**** Data for this task

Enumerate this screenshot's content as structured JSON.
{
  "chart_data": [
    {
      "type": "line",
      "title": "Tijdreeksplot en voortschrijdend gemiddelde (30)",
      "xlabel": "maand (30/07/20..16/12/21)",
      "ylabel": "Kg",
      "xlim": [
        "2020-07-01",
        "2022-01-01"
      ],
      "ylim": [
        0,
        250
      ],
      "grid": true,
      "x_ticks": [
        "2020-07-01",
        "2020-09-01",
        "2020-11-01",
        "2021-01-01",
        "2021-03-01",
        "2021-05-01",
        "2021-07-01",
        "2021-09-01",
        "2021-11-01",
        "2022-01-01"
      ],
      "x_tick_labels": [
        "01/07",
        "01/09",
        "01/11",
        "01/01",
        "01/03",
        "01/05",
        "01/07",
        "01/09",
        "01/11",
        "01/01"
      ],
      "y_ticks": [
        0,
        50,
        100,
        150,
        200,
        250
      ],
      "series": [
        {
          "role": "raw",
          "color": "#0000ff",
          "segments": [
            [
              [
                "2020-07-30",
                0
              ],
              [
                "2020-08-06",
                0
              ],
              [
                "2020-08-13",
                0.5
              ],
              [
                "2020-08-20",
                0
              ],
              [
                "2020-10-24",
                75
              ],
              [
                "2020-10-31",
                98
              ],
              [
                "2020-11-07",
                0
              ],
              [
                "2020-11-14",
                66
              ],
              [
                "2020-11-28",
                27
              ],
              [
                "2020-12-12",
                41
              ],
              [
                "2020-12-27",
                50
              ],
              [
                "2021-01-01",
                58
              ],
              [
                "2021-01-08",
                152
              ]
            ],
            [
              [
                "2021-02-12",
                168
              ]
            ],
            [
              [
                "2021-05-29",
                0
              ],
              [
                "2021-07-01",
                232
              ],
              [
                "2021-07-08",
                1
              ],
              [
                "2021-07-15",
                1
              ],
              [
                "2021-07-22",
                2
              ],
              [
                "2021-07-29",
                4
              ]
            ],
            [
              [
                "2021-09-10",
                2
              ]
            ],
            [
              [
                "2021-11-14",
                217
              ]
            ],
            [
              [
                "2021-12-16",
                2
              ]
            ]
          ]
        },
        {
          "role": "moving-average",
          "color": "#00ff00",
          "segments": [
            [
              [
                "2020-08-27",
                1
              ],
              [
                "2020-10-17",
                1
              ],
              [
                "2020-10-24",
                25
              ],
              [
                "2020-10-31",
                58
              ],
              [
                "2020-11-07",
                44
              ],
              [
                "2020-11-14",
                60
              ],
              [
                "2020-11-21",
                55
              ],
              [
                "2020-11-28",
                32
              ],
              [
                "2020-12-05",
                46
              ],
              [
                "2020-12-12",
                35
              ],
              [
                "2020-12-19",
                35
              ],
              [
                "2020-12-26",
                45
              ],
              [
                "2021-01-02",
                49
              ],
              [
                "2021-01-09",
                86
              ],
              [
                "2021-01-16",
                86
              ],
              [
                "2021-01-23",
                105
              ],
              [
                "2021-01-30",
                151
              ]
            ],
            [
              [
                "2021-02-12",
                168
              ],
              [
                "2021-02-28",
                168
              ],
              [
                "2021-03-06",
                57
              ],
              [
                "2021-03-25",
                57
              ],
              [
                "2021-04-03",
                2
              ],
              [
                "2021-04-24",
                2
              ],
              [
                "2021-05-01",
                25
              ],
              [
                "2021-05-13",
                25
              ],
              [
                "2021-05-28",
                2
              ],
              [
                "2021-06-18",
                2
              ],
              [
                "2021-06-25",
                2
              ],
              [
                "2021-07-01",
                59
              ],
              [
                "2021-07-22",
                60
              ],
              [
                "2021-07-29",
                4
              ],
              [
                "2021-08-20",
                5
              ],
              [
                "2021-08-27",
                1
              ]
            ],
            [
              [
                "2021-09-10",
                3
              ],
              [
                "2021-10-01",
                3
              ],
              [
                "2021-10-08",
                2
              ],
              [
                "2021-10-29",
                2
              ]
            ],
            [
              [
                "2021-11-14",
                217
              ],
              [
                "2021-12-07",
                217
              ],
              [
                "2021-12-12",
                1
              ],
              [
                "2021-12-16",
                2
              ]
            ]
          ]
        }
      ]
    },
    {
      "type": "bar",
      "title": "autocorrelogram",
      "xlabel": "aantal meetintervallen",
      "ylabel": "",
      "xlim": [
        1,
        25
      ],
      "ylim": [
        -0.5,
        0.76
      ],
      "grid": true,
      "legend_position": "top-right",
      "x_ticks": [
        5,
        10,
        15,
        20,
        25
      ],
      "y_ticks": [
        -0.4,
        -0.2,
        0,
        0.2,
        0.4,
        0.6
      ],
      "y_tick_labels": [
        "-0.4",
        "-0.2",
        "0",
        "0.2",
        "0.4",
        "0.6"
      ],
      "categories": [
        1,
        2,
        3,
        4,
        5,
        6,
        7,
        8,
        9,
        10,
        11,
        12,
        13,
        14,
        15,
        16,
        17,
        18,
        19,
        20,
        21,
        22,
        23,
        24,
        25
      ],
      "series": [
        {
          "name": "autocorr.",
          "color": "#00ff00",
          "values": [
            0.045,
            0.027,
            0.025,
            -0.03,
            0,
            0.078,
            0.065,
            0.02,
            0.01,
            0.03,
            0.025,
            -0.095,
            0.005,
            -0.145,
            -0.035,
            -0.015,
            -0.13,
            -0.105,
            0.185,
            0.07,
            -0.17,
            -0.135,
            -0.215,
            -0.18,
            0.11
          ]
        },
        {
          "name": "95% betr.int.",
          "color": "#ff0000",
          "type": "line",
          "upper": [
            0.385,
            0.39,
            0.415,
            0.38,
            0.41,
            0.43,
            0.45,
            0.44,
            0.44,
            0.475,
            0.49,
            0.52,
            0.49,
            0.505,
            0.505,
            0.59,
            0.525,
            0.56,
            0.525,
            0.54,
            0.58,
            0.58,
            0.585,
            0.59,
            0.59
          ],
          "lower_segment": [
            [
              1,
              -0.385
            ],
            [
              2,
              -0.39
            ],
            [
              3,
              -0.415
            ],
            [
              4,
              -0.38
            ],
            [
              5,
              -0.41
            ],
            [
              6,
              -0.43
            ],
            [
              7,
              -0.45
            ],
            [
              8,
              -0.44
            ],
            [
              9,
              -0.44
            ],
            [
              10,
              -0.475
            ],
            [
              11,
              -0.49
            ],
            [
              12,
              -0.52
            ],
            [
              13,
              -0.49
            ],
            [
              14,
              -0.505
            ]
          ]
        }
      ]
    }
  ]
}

********

- [Request]: Every line of the data above should be reproduced word for word.

- [The answer]:
Enumerate this screenshot's content as structured JSON.
{
  "chart_data": [
    {
      "type": "line",
      "title": "Tijdreeksplot en voortschrijdend gemiddelde (30)",
      "xlabel": "maand (30/07/20..16/12/21)",
      "ylabel": "Kg",
      "xlim": [
        "2020-07-01",
        "2022-01-01"
      ],
      "ylim": [
        0,
        250
      ],
      "grid": true,
      "x_ticks": [
        "2020-07-01",
        "2020-09-01",
        "2020-11-01",
        "2021-01-01",
        "2021-03-01",
        "2021-05-01",
        "2021-07-01",
        "2021-09-01",
        "2021-11-01",
        "2022-01-01"
      ],
      "x_tick_labels": [
        "01/07",
        "01/09",
        "01/11",
        "01/01",
        "01/03",
        "01/05",
        "01/07",
        "01/09",
        "01/11",
        "01/01"
      ],
      "y_ticks": [
        0,
        50,
        100,
        150,
        200,
        250
      ],
      "series": [
        {
          "role": "raw",
          "color": "#0000ff",
          "segments": [
            [
              [
                "2020-07-30",
                0
              ],
              [
                "2020-08-06",
                0
              ],
              [
                "2020-08-13",
                0.5
              ],
              [
                "2020-08-20",
                0
              ],
              [
                "2020-10-24",
                75
              ],
              [
                "2020-10-31",
                98
              ],
              [
                "2020-11-07",
                0
              ],
              [
                "2020-11-14",
                66
              ],
              [
                "2020-11-28",
                27
              ],
              [
                "2020-12-12",
                41
              ],
              [
                "2020-12-27",
                50
              ],
              [
                "2021-01-01",
                58
              ],
              [
                "2021-01-08",
                152
              ]
            ],
            [
              [
                "2021-02-12",
                168
              ]
            ],
            [
              [
                "2021-05-29",
                0
              ],
              [
                "2021-07-01",
                232
              ],
              [
                "2021-07-08",
                1
              ],
              [
                "2021-07-15",
                1
              ],
              [
                "2021-07-22",
                2
              ],
              [
                "2021-07-29",
                4
              ]
            ],
            [
              [
                "2021-09-10",
                2
              ]
            ],
            [
              [
                "2021-11-14",
                217
              ]
            ],
            [
              [
                "2021-12-16",
                2
              ]
            ]
          ]
        },
        {
          "role": "moving-average",
          "color": "#00ff00",
          "segments": [
            [
              [
                "2020-08-27",
                1
              ],
              [
                "2020-10-17",
                1
              ],
              [
                "2020-10-24",
                25
              ],
              [
                "2020-10-31",
                58
              ],
              [
                "2020-11-07",
                44
              ],
              [
                "2020-11-14",
                60
              ],
              [
                "2020-11-21",
                55
              ],
              [
                "2020-11-28",
                32
              ],
              [
                "2020-12-05",
                46
              ],
              [
                "2020-12-12",
                35
              ],
              [
                "2020-12-19",
                35
              ],
              [
                "2020-12-26",
                45
              ],
              [
                "2021-01-02",
                49
              ],
              [
                "2021-01-09",
                86
              ],
              [
                "2021-01-16",
                86
              ],
              [
                "2021-01-23",
                105
              ],
              [
                "2021-01-30",
                151
              ]
            ],
            [
              [
                "2021-02-12",
                168
              ],
              [
                "2021-02-28",
                168
              ],
              [
                "2021-03-06",
                57
              ],
              [
                "2021-03-25",
                57
              ],
              [
                "2021-04-03",
                2
              ],
              [
                "2021-04-24",
                2
              ],
              [
                "2021-05-01",
                25
              ],
              [
                "2021-05-13",
                25
              ],
              [
                "2021-05-28",
                2
              ],
              [
                "2021-06-18",
                2
              ],
              [
                "2021-06-25",
                2
              ],
              [
                "2021-07-01",
                59
              ],
              [
                "2021-07-22",
                60
              ],
              [
                "2021-07-29",
                4
              ],
              [
                "2021-08-20",
                5
              ],
              [
                "2021-08-27",
                1
              ]
            ],
            [
              [
                "2021-09-10",
                3
              ],
              [
                "2021-10-01",
                3
              ],
              [
                "2021-10-08",
                2
              ],
              [
                "2021-10-29",
                2
              ]
            ],
            [
              [
                "2021-11-14",
                217
              ],
              [
                "2021-12-07",
                217
              ],
              [
                "2021-12-12",
                1
              ],
              [
                "2021-12-16",
                2
              ]
            ]
          ]
        }
      ]
    },
    {
      "type": "bar",
      "title": "autocorrelogram",
      "xlabel": "aantal meetintervallen",
      "ylabel": "",
      "xlim": [
        1,
        25
      ],
      "ylim": [
        -0.5,
        0.76
      ],
      "grid": true,
      "legend_position": "top-right",
      "x_ticks": [
        5,
        10,
        15,
        20,
        25
      ],
      "y_ticks": [
        -0.4,
        -0.2,
        0,
        0.2,
        0.4,
        0.6
      ],
      "y_tick_labels": [
        "-0.4",
        "-0.2",
        "0",
        "0.2",
        "0.4",
        "0.6"
      ],
      "categories": [
        1,
        2,
        3,
        4,
        5,
        6,
        7,
        8,
        9,
        10,
        11,
        12,
        13,
        14,
        15,
        16,
        17,
        18,
        19,
        20,
        21,
        22,
        23,
        24,
        25
      ],
      "series": [
        {
          "name": "autocorr.",
          "color": "#00ff00",
          "values": [
            0.045,
            0.027,
            0.025,
            -0.03,
            0,
            0.078,
            0.065,
            0.02,
            0.01,
            0.03,
            0.025,
            -0.095,
            0.005,
            -0.145,
            -0.035,
            -0.015,
            -0.13,
            -0.105,
            0.185,
            0.07,
            -0.17,
            -0.135,
            -0.215,
            -0.18,
            0.11
          ]
        },
        {
          "name": "95% betr.int.",
          "color": "#ff0000",
          "type": "line",
          "upper": [
            0.385,
            0.39,
            0.415,
            0.38,
            0.41,
            0.43,
            0.45,
            0.44,
            0.44,
            0.475,
            0.49,
            0.52,
            0.49,
            0.505,
            0.505,
            0.59,
            0.525,
            0.56,
            0.525,
            0.54,
            0.58,
            0.58,
            0.585,
            0.59,
            0.59
          ],
          "lower_segment": [
            [
              1,
              -0.385
            ],
            [
              2,
              -0.39
            ],
            [
              3,
              -0.415
            ],
            [
              4,
              -0.38
            ],
            [
              5,
              -0.41
            ],
            [
              6,
              -0.43
            ],
            [
              7,
              -0.45
            ],
            [
              8,
              -0.44
            ],
            [
              9,
              -0.44
            ],
            [
              10,
              -0.475
            ],
            [
              11,
              -0.49
            ],
            [
              12,
              -0.52
            ],
            [
              13,
              -0.49
            ],
            [
              14,
              -0.505
            ]
          ]
        }
      ]
    }
  ]
}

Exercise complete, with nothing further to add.